> **Try it**: Your task is to copy every line of the records below that contains "sind".

------------------------------------

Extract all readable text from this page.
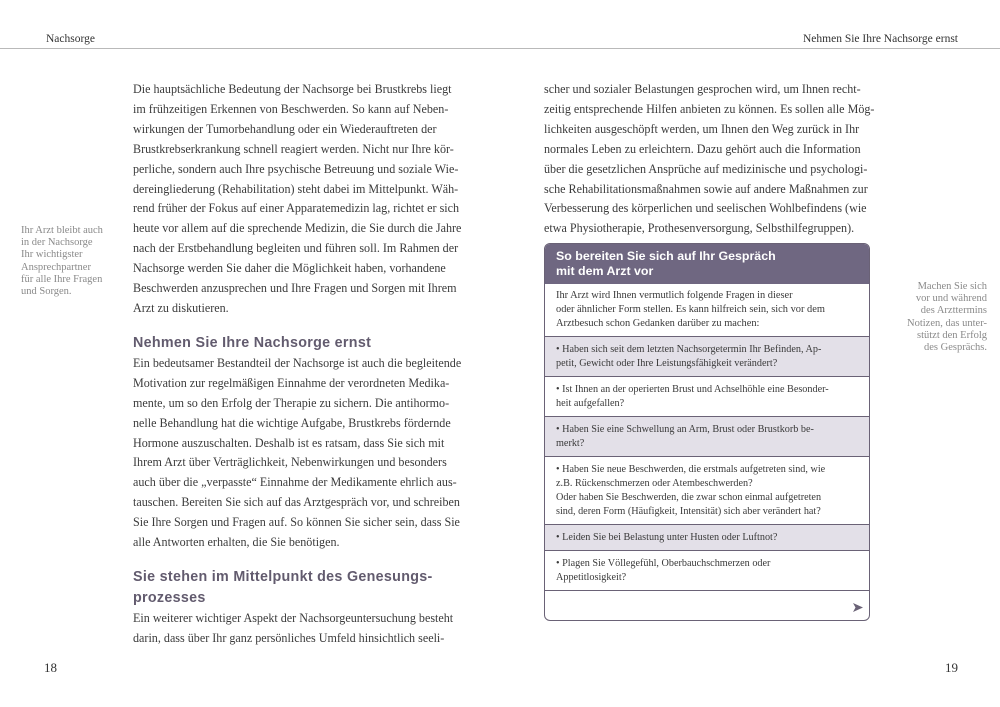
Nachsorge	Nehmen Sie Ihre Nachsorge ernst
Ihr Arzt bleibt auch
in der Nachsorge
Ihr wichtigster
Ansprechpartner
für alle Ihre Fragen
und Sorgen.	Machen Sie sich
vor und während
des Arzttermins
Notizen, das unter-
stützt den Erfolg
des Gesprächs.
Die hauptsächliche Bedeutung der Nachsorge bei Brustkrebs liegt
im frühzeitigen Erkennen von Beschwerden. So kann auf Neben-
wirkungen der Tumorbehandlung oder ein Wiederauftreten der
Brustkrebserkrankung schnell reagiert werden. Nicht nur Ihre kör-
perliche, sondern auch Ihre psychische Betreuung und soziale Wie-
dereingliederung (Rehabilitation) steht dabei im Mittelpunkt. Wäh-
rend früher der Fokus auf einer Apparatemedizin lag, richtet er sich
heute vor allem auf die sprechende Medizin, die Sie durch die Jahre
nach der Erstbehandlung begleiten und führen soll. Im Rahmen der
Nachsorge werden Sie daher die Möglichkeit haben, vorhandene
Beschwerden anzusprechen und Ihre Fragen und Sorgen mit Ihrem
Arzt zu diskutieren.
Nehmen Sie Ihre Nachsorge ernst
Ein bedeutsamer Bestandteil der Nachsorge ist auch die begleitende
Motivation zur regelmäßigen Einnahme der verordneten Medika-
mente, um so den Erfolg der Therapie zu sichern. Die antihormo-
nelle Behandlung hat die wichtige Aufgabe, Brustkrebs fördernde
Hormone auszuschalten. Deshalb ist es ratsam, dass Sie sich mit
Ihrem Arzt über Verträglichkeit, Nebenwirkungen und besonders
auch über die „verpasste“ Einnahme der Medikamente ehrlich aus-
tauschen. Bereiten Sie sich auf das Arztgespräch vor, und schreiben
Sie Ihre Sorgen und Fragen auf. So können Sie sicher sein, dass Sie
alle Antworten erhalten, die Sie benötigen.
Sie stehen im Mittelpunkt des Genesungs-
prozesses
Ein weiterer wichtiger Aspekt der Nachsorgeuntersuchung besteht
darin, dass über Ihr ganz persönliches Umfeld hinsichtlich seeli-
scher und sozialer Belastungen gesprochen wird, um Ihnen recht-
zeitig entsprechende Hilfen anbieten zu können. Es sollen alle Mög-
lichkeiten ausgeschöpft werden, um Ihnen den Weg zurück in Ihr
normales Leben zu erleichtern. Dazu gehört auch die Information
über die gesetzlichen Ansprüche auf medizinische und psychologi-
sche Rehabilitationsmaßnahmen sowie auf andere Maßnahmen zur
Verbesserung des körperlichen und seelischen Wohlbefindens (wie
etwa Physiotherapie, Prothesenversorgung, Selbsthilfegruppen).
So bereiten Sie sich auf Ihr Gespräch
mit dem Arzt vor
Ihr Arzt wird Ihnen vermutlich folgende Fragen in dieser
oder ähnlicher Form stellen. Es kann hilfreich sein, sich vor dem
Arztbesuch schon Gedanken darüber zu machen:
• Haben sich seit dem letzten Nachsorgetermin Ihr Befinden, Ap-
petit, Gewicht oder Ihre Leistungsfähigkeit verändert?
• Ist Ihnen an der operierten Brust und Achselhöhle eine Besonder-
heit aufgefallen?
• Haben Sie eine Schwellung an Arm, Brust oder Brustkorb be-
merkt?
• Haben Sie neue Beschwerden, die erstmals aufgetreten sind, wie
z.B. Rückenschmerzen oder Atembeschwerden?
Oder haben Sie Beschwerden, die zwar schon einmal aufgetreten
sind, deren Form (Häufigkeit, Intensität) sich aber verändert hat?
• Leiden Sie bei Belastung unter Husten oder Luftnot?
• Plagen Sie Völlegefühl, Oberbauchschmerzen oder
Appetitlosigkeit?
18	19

------------------------------------

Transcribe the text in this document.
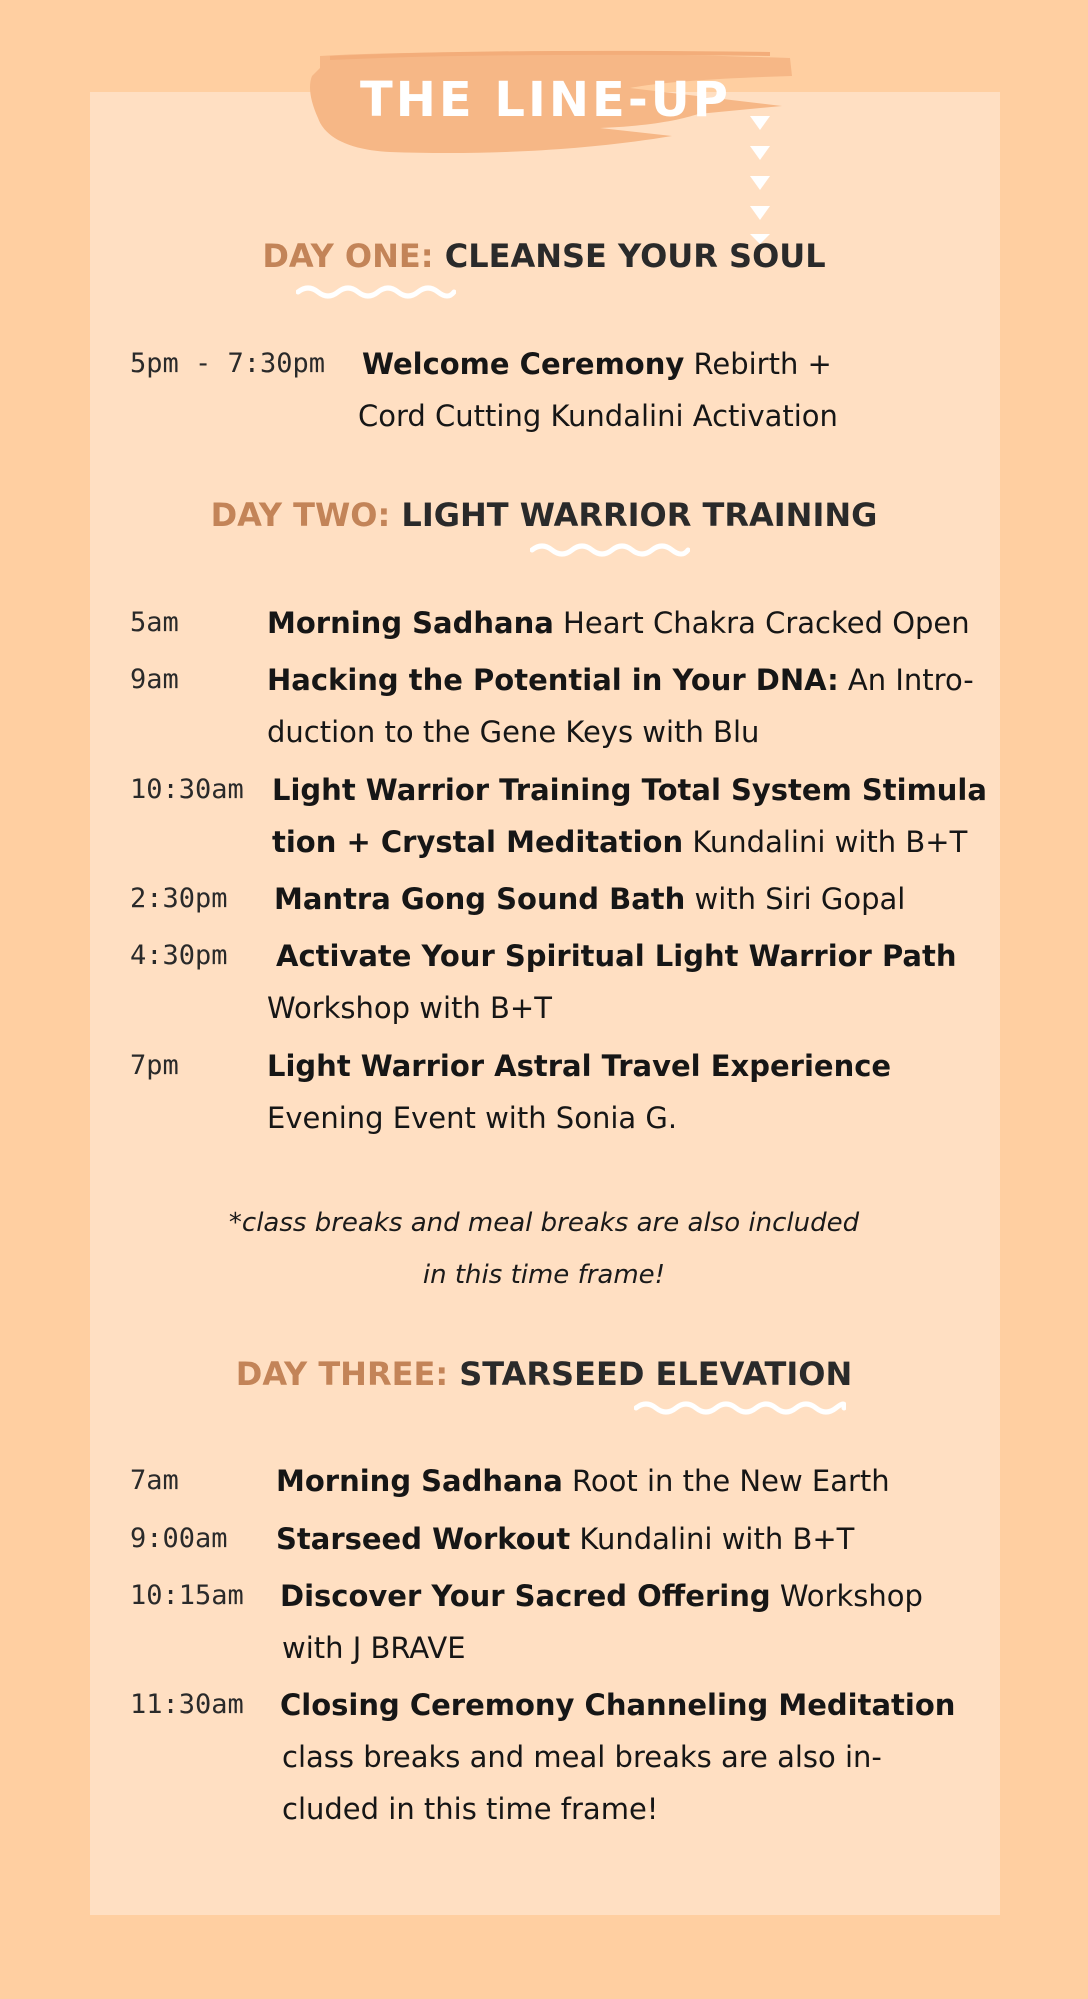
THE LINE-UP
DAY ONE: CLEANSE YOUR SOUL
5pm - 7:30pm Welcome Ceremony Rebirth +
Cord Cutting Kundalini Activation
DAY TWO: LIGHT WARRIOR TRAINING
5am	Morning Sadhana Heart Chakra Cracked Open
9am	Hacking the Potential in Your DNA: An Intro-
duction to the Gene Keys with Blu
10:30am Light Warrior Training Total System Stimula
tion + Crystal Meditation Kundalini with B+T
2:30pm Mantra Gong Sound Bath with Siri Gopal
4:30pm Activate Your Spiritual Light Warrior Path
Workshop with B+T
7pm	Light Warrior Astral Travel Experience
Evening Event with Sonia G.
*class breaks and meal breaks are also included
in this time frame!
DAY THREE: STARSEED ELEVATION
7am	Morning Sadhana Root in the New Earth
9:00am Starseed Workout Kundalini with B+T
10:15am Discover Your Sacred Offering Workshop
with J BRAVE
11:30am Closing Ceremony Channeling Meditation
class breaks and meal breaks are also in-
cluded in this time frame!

------------------------------------

> **Response area**:
• Haben Sie neue Beschwerden, die erstmals aufgetreten sind, wie
sind, deren Form (Häufigkeit, Intensität) sich aber verändert hat?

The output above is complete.